_Record list_

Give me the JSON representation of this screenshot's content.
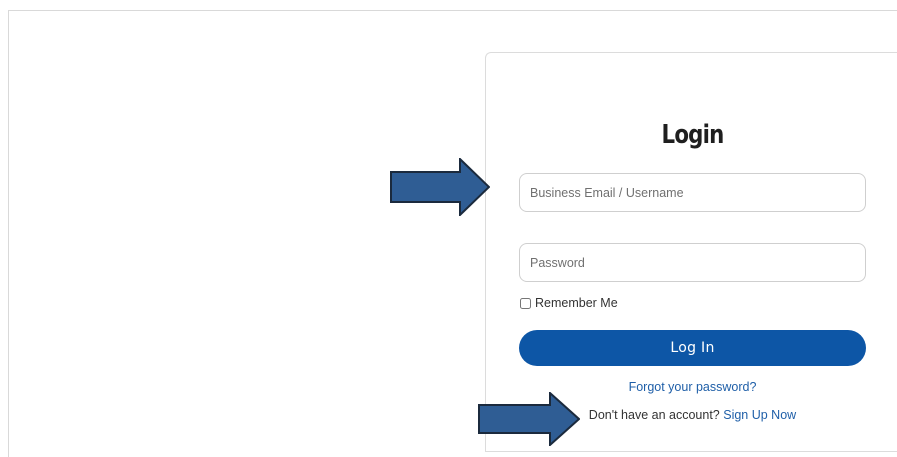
{
  "login_card": {
    "title": "Login",
    "email_placeholder": "Business Email / Username",
    "password_placeholder": "Password",
    "remember_label": "Remember Me",
    "submit_label": "Log In",
    "forgot_label": "Forgot your password?",
    "signup_prompt": "Don't have an account?",
    "signup_link": "Sign Up Now"
  },
  "annotations": {
    "arrow_color": "#2f5d94",
    "arrow_outline": "#1b2a3d",
    "arrows": [
      "arrow-right-icon",
      "arrow-right-icon"
    ]
  },
  "colors": {
    "button": "#0d56a6",
    "link": "#1f5fa8"
  }
}
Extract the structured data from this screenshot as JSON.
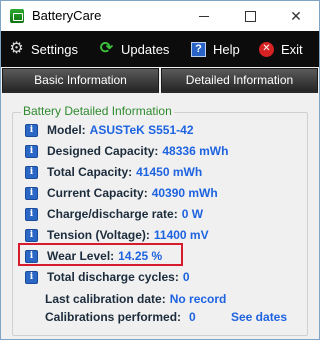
{
  "window": {
    "title": "BatteryCare"
  },
  "toolbar": {
    "settings": "Settings",
    "updates": "Updates",
    "help": "Help",
    "exit": "Exit"
  },
  "tabs": [
    "Basic Information",
    "Detailed Information"
  ],
  "group_title": "Battery Detailed Information",
  "details": [
    {
      "label": "Model:",
      "value": "ASUSTeK S551-42"
    },
    {
      "label": "Designed Capacity:",
      "value": "48336 mWh"
    },
    {
      "label": "Total Capacity:",
      "value": "41450 mWh"
    },
    {
      "label": "Current Capacity:",
      "value": "40390 mWh"
    },
    {
      "label": "Charge/discharge rate:",
      "value": "0 W"
    },
    {
      "label": "Tension (Voltage):",
      "value": "11400 mV"
    },
    {
      "label": "Wear Level:",
      "value": "14.25 %"
    },
    {
      "label": "Total discharge cycles:",
      "value": "0"
    },
    {
      "label": "Last calibration date:",
      "value": "No record"
    },
    {
      "label": "Calibrations performed:",
      "value": "0"
    }
  ],
  "see_dates_link": "See dates",
  "colors": {
    "toolbar_bg": "#0c0c0c",
    "group_title": "#2f8a2f",
    "value_blue": "#1e63e0",
    "highlight_red": "#d61c2c"
  },
  "icons": {
    "settings": "gear-icon",
    "updates": "refresh-icon",
    "help": "help-icon",
    "exit": "exit-icon",
    "detail": "info-icon"
  }
}
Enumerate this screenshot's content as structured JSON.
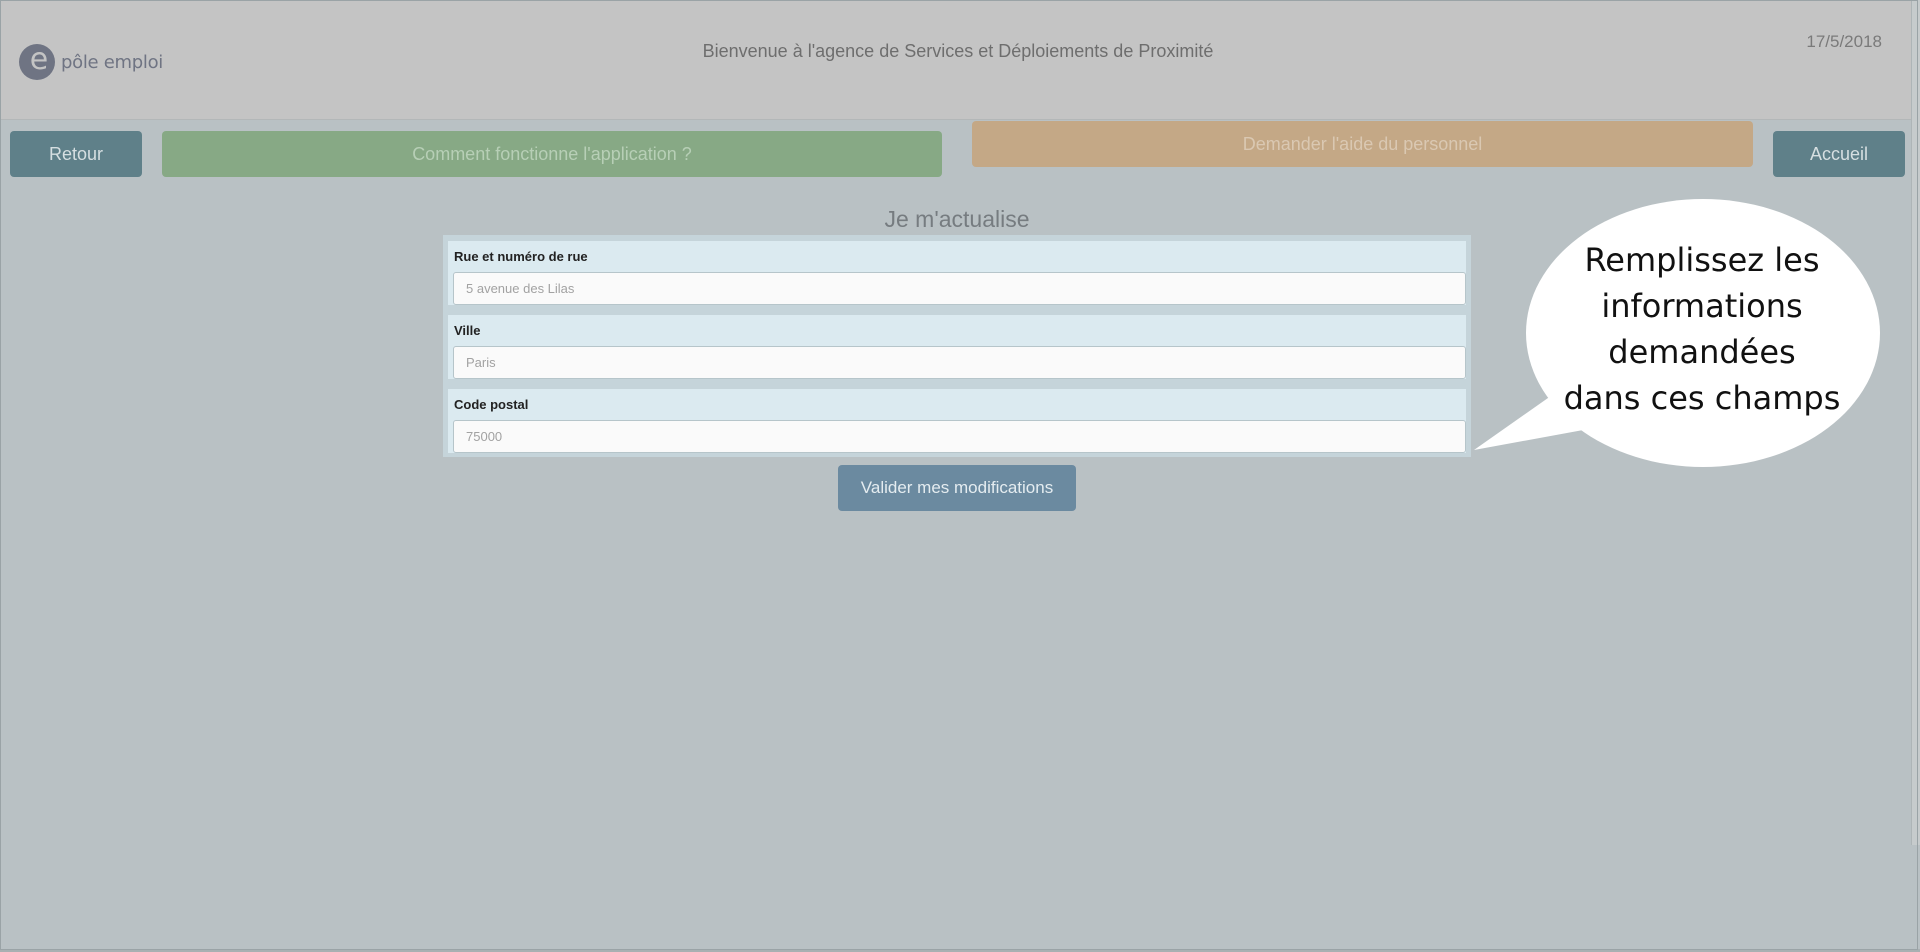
{
  "header": {
    "logo_text": "pôle emploi",
    "welcome": "Bienvenue à l'agence de Services et Déploiements de Proximité",
    "date": "17/5/2018"
  },
  "nav": {
    "retour": "Retour",
    "how_it_works": "Comment fonctionne l'application ?",
    "ask_help": "Demander l'aide du personnel",
    "accueil": "Accueil"
  },
  "form": {
    "title": "Je m'actualise",
    "fields": [
      {
        "label": "Rue et numéro de rue",
        "placeholder": "5 avenue des Lilas"
      },
      {
        "label": "Ville",
        "placeholder": "Paris"
      },
      {
        "label": "Code postal",
        "placeholder": "75000"
      }
    ],
    "submit": "Valider mes modifications"
  },
  "tooltip": {
    "line1": "Remplissez les",
    "line2": "informations",
    "line3": "demandées",
    "line4": "dans ces champs"
  },
  "colors": {
    "overlay_bg": "#b9c1c4",
    "retour_btn": "#5f8089",
    "help_btn": "#c4a886",
    "how_btn": "#87a985",
    "submit_btn": "#6b8aa0"
  }
}
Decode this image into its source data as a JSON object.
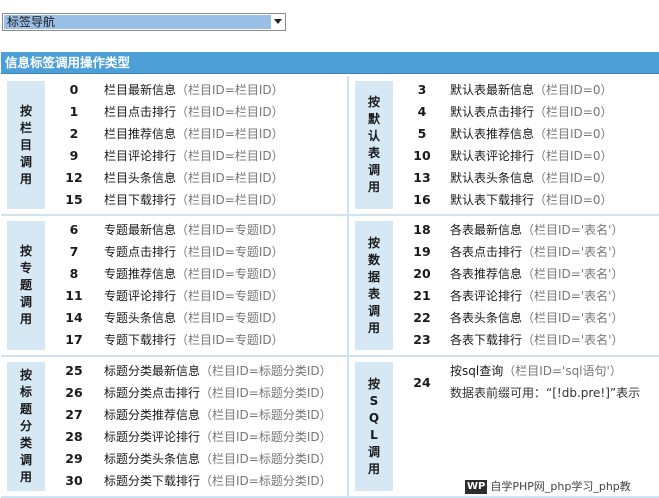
{
  "nav_select": {
    "value": "标签导航"
  },
  "panel": {
    "title": "信息标签调用操作类型"
  },
  "groups": {
    "by_column": {
      "side_label": "按栏目调用",
      "rows": [
        {
          "code": "0",
          "label": "栏目最新信息",
          "param": "（栏目ID=栏目ID）"
        },
        {
          "code": "1",
          "label": "栏目点击排行",
          "param": "（栏目ID=栏目ID）"
        },
        {
          "code": "2",
          "label": "栏目推荐信息",
          "param": "（栏目ID=栏目ID）"
        },
        {
          "code": "9",
          "label": "栏目评论排行",
          "param": "（栏目ID=栏目ID）"
        },
        {
          "code": "12",
          "label": "栏目头条信息",
          "param": "（栏目ID=栏目ID）"
        },
        {
          "code": "15",
          "label": "栏目下载排行",
          "param": "（栏目ID=栏目ID）"
        }
      ]
    },
    "by_default_table": {
      "side_label": "按默认表调用",
      "rows": [
        {
          "code": "3",
          "label": "默认表最新信息",
          "param": "（栏目ID=0）"
        },
        {
          "code": "4",
          "label": "默认表点击排行",
          "param": "（栏目ID=0）"
        },
        {
          "code": "5",
          "label": "默认表推荐信息",
          "param": "（栏目ID=0）"
        },
        {
          "code": "10",
          "label": "默认表评论排行",
          "param": "（栏目ID=0）"
        },
        {
          "code": "13",
          "label": "默认表头条信息",
          "param": "（栏目ID=0）"
        },
        {
          "code": "16",
          "label": "默认表下载排行",
          "param": "（栏目ID=0）"
        }
      ]
    },
    "by_topic": {
      "side_label": "按专题调用",
      "rows": [
        {
          "code": "6",
          "label": "专题最新信息",
          "param": "（栏目ID=专题ID）"
        },
        {
          "code": "7",
          "label": "专题点击排行",
          "param": "（栏目ID=专题ID）"
        },
        {
          "code": "8",
          "label": "专题推荐信息",
          "param": "（栏目ID=专题ID）"
        },
        {
          "code": "11",
          "label": "专题评论排行",
          "param": "（栏目ID=专题ID）"
        },
        {
          "code": "14",
          "label": "专题头条信息",
          "param": "（栏目ID=专题ID）"
        },
        {
          "code": "17",
          "label": "专题下载排行",
          "param": "（栏目ID=专题ID）"
        }
      ]
    },
    "by_data_table": {
      "side_label": "按数据表调用",
      "rows": [
        {
          "code": "18",
          "label": "各表最新信息",
          "param": "（栏目ID='表名'）"
        },
        {
          "code": "19",
          "label": "各表点击排行",
          "param": "（栏目ID='表名'）"
        },
        {
          "code": "20",
          "label": "各表推荐信息",
          "param": "（栏目ID='表名'）"
        },
        {
          "code": "21",
          "label": "各表评论排行",
          "param": "（栏目ID='表名'）"
        },
        {
          "code": "22",
          "label": "各表头条信息",
          "param": "（栏目ID='表名'）"
        },
        {
          "code": "23",
          "label": "各表下载排行",
          "param": "（栏目ID='表名'）"
        }
      ]
    },
    "by_title_category": {
      "side_label": "按标题分类调用",
      "rows": [
        {
          "code": "25",
          "label": "标题分类最新信息",
          "param": "（栏目ID=标题分类ID）"
        },
        {
          "code": "26",
          "label": "标题分类点击排行",
          "param": "（栏目ID=标题分类ID）"
        },
        {
          "code": "27",
          "label": "标题分类推荐信息",
          "param": "（栏目ID=标题分类ID）"
        },
        {
          "code": "28",
          "label": "标题分类评论排行",
          "param": "（栏目ID=标题分类ID）"
        },
        {
          "code": "29",
          "label": "标题分类头条信息",
          "param": "（栏目ID=标题分类ID）"
        },
        {
          "code": "30",
          "label": "标题分类下载排行",
          "param": "（栏目ID=标题分类ID）"
        }
      ]
    },
    "by_sql": {
      "side_label": "按SQL调用",
      "code": "24",
      "label": "按sql查询",
      "param": "（栏目ID='sql语句'）",
      "note": "数据表前缀可用：“[!db.pre!]”表示"
    }
  },
  "watermark": {
    "logo": "WP",
    "text": "自学PHP网_php学习_php教"
  }
}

_Problem requirements_
Output the full set of records above without changing a word, and drop the images.

_Finished answer_
Give me the JSON representation of this screenshot's content.
{
  "login_card": {
    "title": "Login",
    "email_placeholder": "Business Email / Username",
    "password_placeholder": "Password",
    "remember_label": "Remember Me",
    "submit_label": "Log In",
    "forgot_label": "Forgot your password?",
    "signup_prompt": "Don't have an account?",
    "signup_link": "Sign Up Now"
  },
  "annotations": {
    "arrow_color": "#2f5d94",
    "arrow_outline": "#1b2a3d",
    "arrows": [
      "arrow-right-icon",
      "arrow-right-icon"
    ]
  },
  "colors": {
    "button": "#0d56a6",
    "link": "#1f5fa8"
  }
}
Extract the structured data from this screenshot as JSON.
{
  "window": {
    "title": "BatteryCare"
  },
  "toolbar": {
    "settings": "Settings",
    "updates": "Updates",
    "help": "Help",
    "exit": "Exit"
  },
  "tabs": [
    "Basic Information",
    "Detailed Information"
  ],
  "group_title": "Battery Detailed Information",
  "details": [
    {
      "label": "Model:",
      "value": "ASUSTeK S551-42"
    },
    {
      "label": "Designed Capacity:",
      "value": "48336 mWh"
    },
    {
      "label": "Total Capacity:",
      "value": "41450 mWh"
    },
    {
      "label": "Current Capacity:",
      "value": "40390 mWh"
    },
    {
      "label": "Charge/discharge rate:",
      "value": "0 W"
    },
    {
      "label": "Tension (Voltage):",
      "value": "11400 mV"
    },
    {
      "label": "Wear Level:",
      "value": "14.25 %"
    },
    {
      "label": "Total discharge cycles:",
      "value": "0"
    },
    {
      "label": "Last calibration date:",
      "value": "No record"
    },
    {
      "label": "Calibrations performed:",
      "value": "0"
    }
  ],
  "see_dates_link": "See dates",
  "colors": {
    "toolbar_bg": "#0c0c0c",
    "group_title": "#2f8a2f",
    "value_blue": "#1e63e0",
    "highlight_red": "#d61c2c"
  },
  "icons": {
    "settings": "gear-icon",
    "updates": "refresh-icon",
    "help": "help-icon",
    "exit": "exit-icon",
    "detail": "info-icon"
  }
}
Enumerate this screenshot's content as structured JSON.
{
  "header": {
    "logo_text": "pôle emploi",
    "welcome": "Bienvenue à l'agence de Services et Déploiements de Proximité",
    "date": "17/5/2018"
  },
  "nav": {
    "retour": "Retour",
    "how_it_works": "Comment fonctionne l'application ?",
    "ask_help": "Demander l'aide du personnel",
    "accueil": "Accueil"
  },
  "form": {
    "title": "Je m'actualise",
    "fields": [
      {
        "label": "Rue et numéro de rue",
        "placeholder": "5 avenue des Lilas"
      },
      {
        "label": "Ville",
        "placeholder": "Paris"
      },
      {
        "label": "Code postal",
        "placeholder": "75000"
      }
    ],
    "submit": "Valider mes modifications"
  },
  "tooltip": {
    "line1": "Remplissez les",
    "line2": "informations",
    "line3": "demandées",
    "line4": "dans ces champs"
  },
  "colors": {
    "overlay_bg": "#b9c1c4",
    "retour_btn": "#5f8089",
    "help_btn": "#c4a886",
    "how_btn": "#87a985",
    "submit_btn": "#6b8aa0"
  }
}
Decode this image into its source data as a JSON object.
{
  "nav_select": {
    "value": "标签导航"
  },
  "panel": {
    "title": "信息标签调用操作类型"
  },
  "groups": {
    "by_column": {
      "side_label": "按栏目调用",
      "rows": [
        {
          "code": "0",
          "label": "栏目最新信息",
          "param": "（栏目ID=栏目ID）"
        },
        {
          "code": "1",
          "label": "栏目点击排行",
          "param": "（栏目ID=栏目ID）"
        },
        {
          "code": "2",
          "label": "栏目推荐信息",
          "param": "（栏目ID=栏目ID）"
        },
        {
          "code": "9",
          "label": "栏目评论排行",
          "param": "（栏目ID=栏目ID）"
        },
        {
          "code": "12",
          "label": "栏目头条信息",
          "param": "（栏目ID=栏目ID）"
        },
        {
          "code": "15",
          "label": "栏目下载排行",
          "param": "（栏目ID=栏目ID）"
        }
      ]
    },
    "by_default_table": {
      "side_label": "按默认表调用",
      "rows": [
        {
          "code": "3",
          "label": "默认表最新信息",
          "param": "（栏目ID=0）"
        },
        {
          "code": "4",
          "label": "默认表点击排行",
          "param": "（栏目ID=0）"
        },
        {
          "code": "5",
          "label": "默认表推荐信息",
          "param": "（栏目ID=0）"
        },
        {
          "code": "10",
          "label": "默认表评论排行",
          "param": "（栏目ID=0）"
        },
        {
          "code": "13",
          "label": "默认表头条信息",
          "param": "（栏目ID=0）"
        },
        {
          "code": "16",
          "label": "默认表下载排行",
          "param": "（栏目ID=0）"
        }
      ]
    },
    "by_topic": {
      "side_label": "按专题调用",
      "rows": [
        {
          "code": "6",
          "label": "专题最新信息",
          "param": "（栏目ID=专题ID）"
        },
        {
          "code": "7",
          "label": "专题点击排行",
          "param": "（栏目ID=专题ID）"
        },
        {
          "code": "8",
          "label": "专题推荐信息",
          "param": "（栏目ID=专题ID）"
        },
        {
          "code": "11",
          "label": "专题评论排行",
          "param": "（栏目ID=专题ID）"
        },
        {
          "code": "14",
          "label": "专题头条信息",
          "param": "（栏目ID=专题ID）"
        },
        {
          "code": "17",
          "label": "专题下载排行",
          "param": "（栏目ID=专题ID）"
        }
      ]
    },
    "by_data_table": {
      "side_label": "按数据表调用",
      "rows": [
        {
          "code": "18",
          "label": "各表最新信息",
          "param": "（栏目ID='表名'）"
        },
        {
          "code": "19",
          "label": "各表点击排行",
          "param": "（栏目ID='表名'）"
        },
        {
          "code": "20",
          "label": "各表推荐信息",
          "param": "（栏目ID='表名'）"
        },
        {
          "code": "21",
          "label": "各表评论排行",
          "param": "（栏目ID='表名'）"
        },
        {
          "code": "22",
          "label": "各表头条信息",
          "param": "（栏目ID='表名'）"
        },
        {
          "code": "23",
          "label": "各表下载排行",
          "param": "（栏目ID='表名'）"
        }
      ]
    },
    "by_title_category": {
      "side_label": "按标题分类调用",
      "rows": [
        {
          "code": "25",
          "label": "标题分类最新信息",
          "param": "（栏目ID=标题分类ID）"
        },
        {
          "code": "26",
          "label": "标题分类点击排行",
          "param": "（栏目ID=标题分类ID）"
        },
        {
          "code": "27",
          "label": "标题分类推荐信息",
          "param": "（栏目ID=标题分类ID）"
        },
        {
          "code": "28",
          "label": "标题分类评论排行",
          "param": "（栏目ID=标题分类ID）"
        },
        {
          "code": "29",
          "label": "标题分类头条信息",
          "param": "（栏目ID=标题分类ID）"
        },
        {
          "code": "30",
          "label": "标题分类下载排行",
          "param": "（栏目ID=标题分类ID）"
        }
      ]
    },
    "by_sql": {
      "side_label": "按SQL调用",
      "code": "24",
      "label": "按sql查询",
      "param": "（栏目ID='sql语句'）",
      "note": "数据表前缀可用：“[!db.pre!]”表示"
    }
  },
  "watermark": {
    "logo": "WP",
    "text": "自学PHP网_php学习_php教"
  }
}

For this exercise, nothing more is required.